_Dataset content_
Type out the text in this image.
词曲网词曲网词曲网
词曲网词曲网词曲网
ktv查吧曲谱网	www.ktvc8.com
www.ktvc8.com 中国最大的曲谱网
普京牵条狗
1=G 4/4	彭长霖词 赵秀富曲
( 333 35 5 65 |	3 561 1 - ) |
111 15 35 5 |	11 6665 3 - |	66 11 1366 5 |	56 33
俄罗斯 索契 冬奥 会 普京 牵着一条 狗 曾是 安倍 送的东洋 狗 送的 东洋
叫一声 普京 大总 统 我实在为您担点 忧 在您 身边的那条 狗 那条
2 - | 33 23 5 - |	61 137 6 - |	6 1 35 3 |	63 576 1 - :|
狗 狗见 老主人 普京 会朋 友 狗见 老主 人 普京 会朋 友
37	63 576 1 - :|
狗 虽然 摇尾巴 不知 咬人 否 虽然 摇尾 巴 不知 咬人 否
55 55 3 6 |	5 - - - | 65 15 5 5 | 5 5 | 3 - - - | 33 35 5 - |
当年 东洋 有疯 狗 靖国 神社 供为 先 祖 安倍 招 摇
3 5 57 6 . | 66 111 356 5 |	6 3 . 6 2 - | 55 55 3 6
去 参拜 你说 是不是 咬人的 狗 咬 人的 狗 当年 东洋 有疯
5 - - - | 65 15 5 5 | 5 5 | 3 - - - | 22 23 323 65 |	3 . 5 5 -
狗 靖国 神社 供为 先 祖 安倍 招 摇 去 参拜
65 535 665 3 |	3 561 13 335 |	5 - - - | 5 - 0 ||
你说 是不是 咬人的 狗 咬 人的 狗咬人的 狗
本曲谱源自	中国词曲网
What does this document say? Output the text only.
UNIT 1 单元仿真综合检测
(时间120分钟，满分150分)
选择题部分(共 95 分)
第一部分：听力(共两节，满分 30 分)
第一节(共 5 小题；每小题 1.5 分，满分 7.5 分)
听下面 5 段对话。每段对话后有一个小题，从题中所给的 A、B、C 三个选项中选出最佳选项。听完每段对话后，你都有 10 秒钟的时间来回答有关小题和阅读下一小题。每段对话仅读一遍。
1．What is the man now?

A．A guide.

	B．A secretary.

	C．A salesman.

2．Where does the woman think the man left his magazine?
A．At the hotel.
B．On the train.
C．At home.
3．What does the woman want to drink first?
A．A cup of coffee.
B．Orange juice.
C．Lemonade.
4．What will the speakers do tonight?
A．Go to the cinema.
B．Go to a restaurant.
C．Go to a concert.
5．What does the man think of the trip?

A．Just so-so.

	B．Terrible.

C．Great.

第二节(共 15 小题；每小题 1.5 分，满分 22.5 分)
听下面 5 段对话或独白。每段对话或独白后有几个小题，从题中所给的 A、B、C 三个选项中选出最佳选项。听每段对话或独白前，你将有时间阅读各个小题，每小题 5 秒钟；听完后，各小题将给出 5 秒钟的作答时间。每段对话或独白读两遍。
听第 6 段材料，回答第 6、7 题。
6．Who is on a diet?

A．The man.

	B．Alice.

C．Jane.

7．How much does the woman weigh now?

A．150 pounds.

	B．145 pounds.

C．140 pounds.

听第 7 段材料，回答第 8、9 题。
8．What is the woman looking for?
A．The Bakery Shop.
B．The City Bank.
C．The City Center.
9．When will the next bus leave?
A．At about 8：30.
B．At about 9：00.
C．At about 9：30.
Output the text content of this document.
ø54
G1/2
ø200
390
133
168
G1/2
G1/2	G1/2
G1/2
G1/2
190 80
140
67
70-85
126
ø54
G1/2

_Work to be completed_
Only lines with the word "从题中所给的" should be collected from the material.

_In response_
听下面 5 段对话。每段对话后有一个小题，从题中所给的 A、B、C 三个选项中选出最佳选项。听完每段对话后，你都有 10 秒钟的时间来回答有关小题和阅读下一小题。每段对话仅读一遍。
听下面 5 段对话或独白。每段对话或独白后有几个小题，从题中所给的 A、B、C 三个选项中选出最佳选项。听每段对话或独白前，你将有时间阅读各个小题，每小题 5 秒钟；听完后，各小题将给出 5 秒钟的作答时间。每段对话或独白读两遍。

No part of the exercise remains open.